*WHAT NEEDS TO BE DONE:* Scan the lines below for the string "capture" and copy every one that has it.
----------------
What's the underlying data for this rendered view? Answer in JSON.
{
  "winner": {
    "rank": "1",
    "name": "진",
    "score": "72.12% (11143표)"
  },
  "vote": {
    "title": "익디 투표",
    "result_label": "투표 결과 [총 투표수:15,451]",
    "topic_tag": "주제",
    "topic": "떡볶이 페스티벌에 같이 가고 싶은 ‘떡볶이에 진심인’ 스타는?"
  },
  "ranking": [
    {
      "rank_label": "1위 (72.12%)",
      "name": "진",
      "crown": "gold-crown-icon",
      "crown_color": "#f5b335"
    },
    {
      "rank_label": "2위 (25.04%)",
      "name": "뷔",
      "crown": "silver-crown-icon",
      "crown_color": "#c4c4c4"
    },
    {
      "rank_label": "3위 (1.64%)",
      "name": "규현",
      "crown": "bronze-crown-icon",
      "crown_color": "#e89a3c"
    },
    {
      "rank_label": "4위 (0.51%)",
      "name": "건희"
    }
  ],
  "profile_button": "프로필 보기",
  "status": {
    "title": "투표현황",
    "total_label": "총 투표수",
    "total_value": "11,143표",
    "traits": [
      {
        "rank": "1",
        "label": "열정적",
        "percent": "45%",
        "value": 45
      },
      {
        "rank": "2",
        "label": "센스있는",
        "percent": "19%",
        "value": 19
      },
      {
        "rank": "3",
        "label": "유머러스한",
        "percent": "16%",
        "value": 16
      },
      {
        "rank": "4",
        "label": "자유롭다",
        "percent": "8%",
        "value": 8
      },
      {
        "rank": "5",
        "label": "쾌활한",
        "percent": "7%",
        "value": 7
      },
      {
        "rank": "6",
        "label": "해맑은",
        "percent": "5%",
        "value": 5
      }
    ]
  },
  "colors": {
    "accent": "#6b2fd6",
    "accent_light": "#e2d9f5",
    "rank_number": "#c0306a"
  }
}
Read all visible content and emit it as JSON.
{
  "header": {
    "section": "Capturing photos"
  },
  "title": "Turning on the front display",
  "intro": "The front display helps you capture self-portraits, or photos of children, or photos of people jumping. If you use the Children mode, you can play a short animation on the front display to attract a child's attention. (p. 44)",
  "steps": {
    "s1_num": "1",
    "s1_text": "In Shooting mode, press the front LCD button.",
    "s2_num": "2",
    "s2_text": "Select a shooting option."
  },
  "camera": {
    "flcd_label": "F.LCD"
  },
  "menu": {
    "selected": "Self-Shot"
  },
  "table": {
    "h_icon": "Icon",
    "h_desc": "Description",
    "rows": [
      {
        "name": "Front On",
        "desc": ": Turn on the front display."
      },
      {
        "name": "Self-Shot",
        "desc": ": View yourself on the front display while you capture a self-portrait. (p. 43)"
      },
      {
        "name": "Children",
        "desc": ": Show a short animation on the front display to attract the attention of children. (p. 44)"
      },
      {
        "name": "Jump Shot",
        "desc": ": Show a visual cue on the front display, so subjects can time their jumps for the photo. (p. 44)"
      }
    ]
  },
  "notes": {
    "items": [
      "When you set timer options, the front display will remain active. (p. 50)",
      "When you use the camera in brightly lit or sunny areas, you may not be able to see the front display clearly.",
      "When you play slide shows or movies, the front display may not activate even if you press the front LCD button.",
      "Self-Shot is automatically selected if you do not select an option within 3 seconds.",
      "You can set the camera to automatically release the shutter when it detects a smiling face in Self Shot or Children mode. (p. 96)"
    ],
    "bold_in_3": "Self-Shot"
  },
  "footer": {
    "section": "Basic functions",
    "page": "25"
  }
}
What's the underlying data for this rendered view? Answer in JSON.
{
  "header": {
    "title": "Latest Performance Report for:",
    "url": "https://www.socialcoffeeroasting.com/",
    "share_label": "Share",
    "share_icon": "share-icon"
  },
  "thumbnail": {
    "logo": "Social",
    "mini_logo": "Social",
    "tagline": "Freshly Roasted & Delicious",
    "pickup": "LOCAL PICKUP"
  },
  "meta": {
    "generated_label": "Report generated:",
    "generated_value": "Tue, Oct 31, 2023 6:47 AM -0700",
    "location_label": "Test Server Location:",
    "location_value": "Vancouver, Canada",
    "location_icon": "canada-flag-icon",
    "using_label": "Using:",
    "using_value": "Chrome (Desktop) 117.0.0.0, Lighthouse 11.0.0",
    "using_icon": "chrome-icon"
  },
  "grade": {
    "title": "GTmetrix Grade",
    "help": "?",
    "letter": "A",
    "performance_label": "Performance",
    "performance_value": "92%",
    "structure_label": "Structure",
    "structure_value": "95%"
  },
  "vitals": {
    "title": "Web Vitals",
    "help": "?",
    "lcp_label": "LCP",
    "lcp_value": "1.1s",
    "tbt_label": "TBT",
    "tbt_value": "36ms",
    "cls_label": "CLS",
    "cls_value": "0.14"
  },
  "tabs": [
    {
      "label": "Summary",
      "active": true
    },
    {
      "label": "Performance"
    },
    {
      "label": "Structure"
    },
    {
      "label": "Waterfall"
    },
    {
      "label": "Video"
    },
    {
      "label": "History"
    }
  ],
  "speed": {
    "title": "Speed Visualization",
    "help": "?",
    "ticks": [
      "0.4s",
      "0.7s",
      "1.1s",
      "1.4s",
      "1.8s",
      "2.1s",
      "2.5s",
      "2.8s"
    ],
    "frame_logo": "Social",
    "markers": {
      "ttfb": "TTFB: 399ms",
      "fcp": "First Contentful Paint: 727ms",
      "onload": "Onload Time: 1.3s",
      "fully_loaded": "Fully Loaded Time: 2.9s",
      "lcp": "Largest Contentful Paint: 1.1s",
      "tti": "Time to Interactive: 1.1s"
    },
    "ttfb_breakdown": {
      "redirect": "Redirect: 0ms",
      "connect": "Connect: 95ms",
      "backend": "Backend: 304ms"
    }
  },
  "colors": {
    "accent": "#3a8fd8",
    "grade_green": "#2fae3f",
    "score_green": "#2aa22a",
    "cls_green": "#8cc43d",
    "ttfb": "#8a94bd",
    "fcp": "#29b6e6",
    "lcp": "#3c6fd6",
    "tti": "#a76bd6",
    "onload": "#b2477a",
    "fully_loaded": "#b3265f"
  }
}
----------------
*ANSWER FOR THE TASK:*
  "intro": "The front display helps you capture self-portraits, or photos of children, or photos of people jumping. If you use the Children mode, you can play a short animation on the front display to attract a child's attention. (p. 44)",
        "desc": ": View yourself on the front display while you capture a self-portrait. (p. 43)"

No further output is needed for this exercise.